Written instruction.
For the listing below, give the count of lines containing the string "constant" and nothing else.

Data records
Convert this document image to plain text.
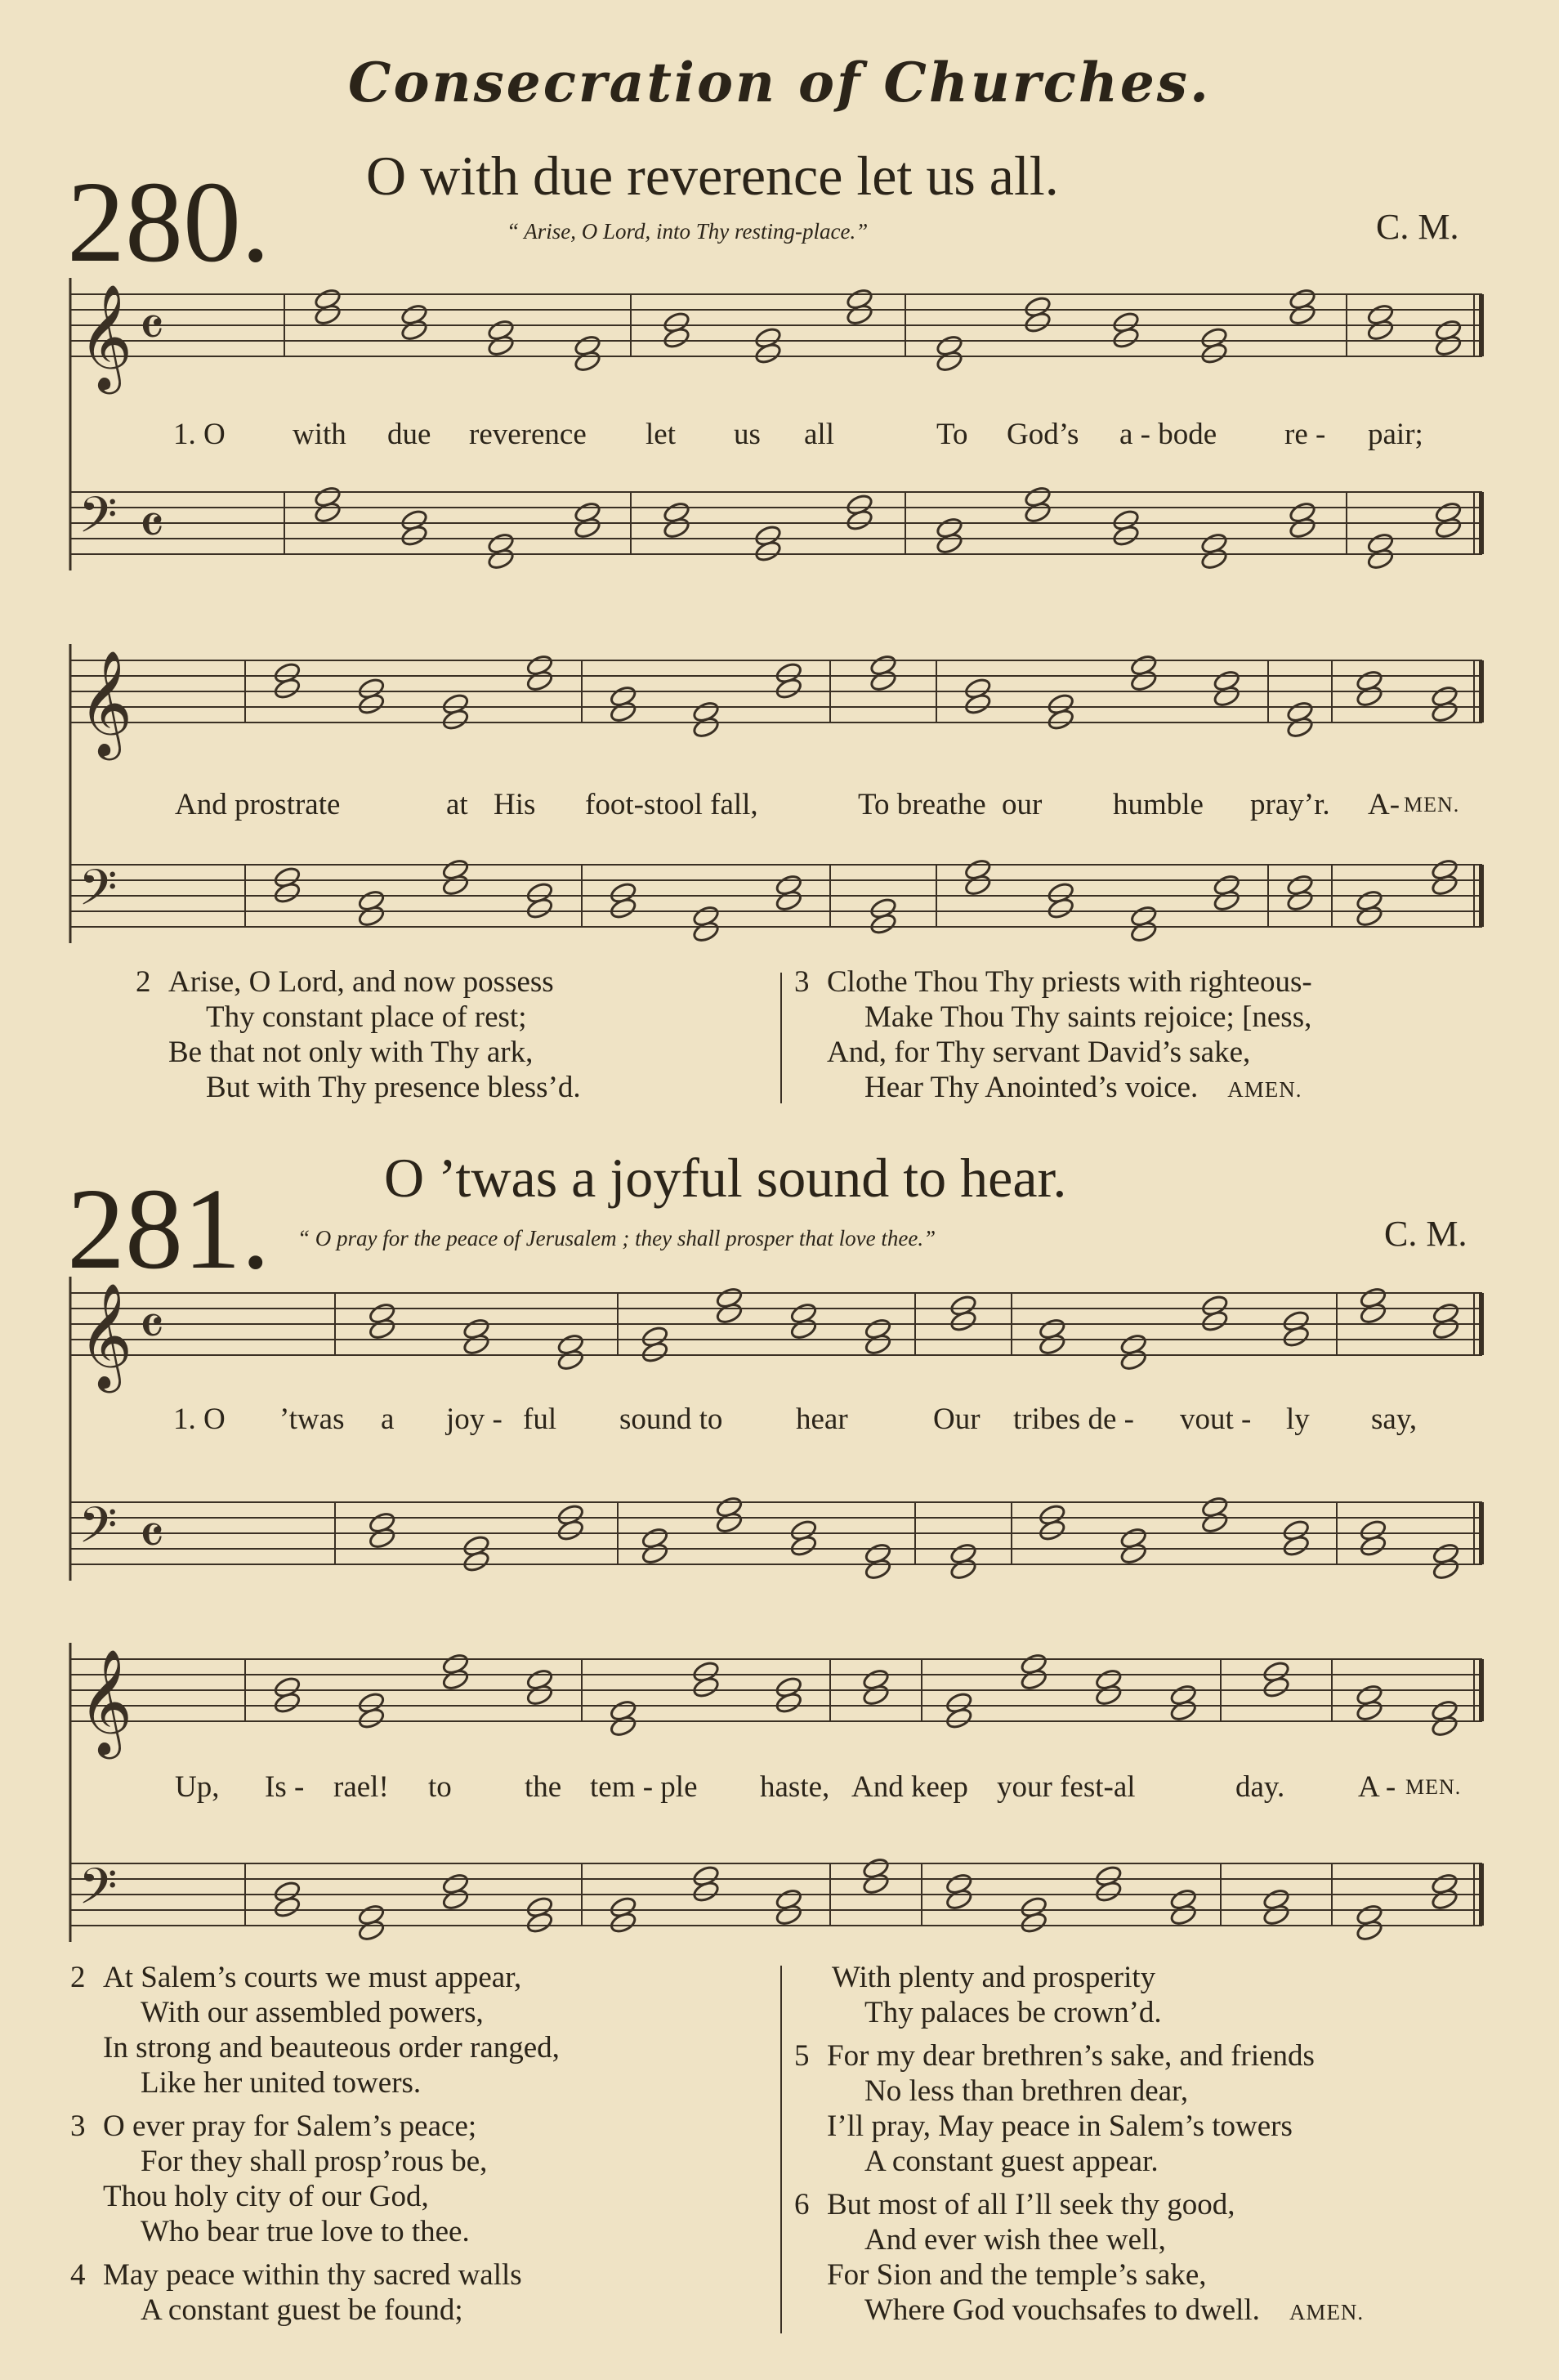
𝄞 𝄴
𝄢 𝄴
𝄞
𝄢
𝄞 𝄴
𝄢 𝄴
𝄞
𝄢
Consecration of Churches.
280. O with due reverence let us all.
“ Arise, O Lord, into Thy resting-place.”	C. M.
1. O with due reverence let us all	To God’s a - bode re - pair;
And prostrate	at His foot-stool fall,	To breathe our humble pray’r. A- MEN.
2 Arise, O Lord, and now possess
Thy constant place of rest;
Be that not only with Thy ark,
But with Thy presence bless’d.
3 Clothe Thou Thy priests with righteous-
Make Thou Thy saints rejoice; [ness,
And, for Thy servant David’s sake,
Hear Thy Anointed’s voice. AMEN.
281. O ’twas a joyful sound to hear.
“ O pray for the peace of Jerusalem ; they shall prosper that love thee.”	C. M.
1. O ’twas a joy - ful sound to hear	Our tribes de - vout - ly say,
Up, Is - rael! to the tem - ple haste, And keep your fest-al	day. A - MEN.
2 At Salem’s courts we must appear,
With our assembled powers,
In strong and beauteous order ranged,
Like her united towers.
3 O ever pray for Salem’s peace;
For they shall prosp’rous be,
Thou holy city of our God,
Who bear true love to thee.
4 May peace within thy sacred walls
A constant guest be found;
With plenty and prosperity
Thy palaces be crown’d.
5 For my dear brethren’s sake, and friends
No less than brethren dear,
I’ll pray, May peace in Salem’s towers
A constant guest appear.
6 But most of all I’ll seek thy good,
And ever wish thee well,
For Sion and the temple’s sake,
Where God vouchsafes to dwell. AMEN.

---

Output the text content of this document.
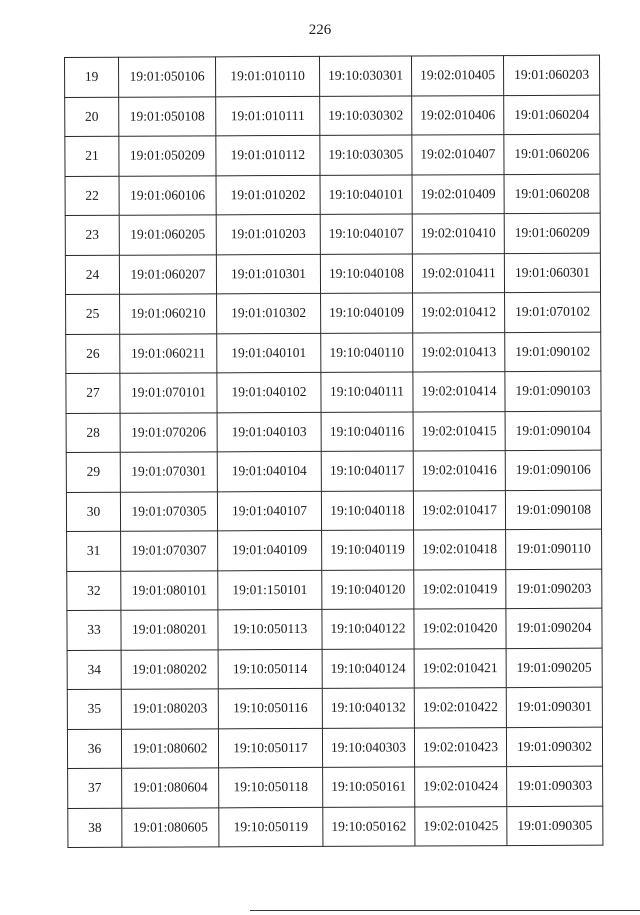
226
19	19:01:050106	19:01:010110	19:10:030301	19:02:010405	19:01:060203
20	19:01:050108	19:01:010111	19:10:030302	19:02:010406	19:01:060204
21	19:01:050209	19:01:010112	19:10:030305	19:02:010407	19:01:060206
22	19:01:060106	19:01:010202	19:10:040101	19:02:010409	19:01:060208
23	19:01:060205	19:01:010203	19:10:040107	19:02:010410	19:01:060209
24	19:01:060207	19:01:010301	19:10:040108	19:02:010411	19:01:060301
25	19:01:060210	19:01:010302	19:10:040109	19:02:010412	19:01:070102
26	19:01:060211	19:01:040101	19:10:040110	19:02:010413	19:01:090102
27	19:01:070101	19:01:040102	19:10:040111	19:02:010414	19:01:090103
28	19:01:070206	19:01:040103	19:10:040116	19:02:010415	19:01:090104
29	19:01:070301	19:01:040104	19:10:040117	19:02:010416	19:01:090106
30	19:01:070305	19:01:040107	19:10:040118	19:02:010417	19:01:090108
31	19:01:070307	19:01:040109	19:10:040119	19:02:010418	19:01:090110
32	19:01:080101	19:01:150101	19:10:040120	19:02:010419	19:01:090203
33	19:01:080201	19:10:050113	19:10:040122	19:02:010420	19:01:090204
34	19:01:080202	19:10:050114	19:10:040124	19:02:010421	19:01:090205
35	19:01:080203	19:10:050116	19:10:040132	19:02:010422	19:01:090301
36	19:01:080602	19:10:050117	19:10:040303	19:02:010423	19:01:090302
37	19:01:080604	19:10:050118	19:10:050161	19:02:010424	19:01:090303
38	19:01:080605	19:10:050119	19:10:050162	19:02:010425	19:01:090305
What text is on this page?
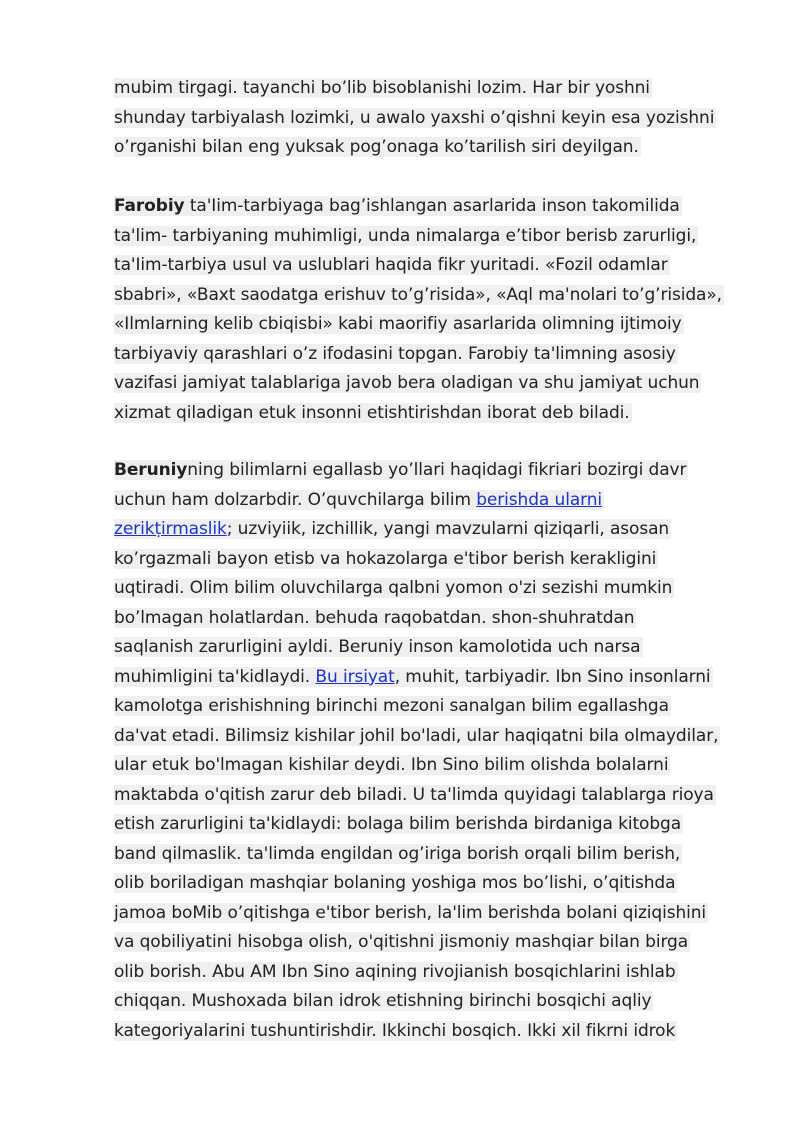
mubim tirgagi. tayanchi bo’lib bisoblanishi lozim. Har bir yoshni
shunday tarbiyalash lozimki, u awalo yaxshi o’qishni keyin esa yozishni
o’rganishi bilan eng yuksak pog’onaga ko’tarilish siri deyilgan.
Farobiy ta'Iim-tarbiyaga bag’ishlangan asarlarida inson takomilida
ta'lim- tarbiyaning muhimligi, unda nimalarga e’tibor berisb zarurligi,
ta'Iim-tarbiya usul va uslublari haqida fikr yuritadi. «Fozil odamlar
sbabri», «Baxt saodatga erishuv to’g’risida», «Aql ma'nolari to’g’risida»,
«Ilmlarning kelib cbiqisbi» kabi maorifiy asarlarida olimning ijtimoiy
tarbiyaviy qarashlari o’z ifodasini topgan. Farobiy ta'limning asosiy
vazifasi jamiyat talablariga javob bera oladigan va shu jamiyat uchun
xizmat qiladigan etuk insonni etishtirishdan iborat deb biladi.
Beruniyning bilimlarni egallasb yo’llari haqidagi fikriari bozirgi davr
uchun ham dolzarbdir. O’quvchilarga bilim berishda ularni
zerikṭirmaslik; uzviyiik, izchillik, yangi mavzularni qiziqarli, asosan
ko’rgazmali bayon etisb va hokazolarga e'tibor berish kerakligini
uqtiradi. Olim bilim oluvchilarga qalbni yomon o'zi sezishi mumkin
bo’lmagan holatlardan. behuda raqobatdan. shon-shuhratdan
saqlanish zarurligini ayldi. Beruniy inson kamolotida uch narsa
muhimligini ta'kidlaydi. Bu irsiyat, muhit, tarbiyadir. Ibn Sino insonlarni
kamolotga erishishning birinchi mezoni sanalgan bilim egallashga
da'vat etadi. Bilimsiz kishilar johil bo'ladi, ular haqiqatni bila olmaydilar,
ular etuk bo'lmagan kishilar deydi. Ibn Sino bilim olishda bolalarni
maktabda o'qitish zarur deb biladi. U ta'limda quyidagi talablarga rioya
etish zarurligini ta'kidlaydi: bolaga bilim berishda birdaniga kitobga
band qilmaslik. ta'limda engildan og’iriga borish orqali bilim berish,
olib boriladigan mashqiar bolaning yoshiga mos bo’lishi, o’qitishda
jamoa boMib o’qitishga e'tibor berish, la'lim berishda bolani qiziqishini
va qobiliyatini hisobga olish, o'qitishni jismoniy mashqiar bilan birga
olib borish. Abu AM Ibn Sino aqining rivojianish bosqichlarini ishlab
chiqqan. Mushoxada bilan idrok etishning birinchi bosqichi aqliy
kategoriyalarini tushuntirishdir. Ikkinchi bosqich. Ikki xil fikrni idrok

Output below.
3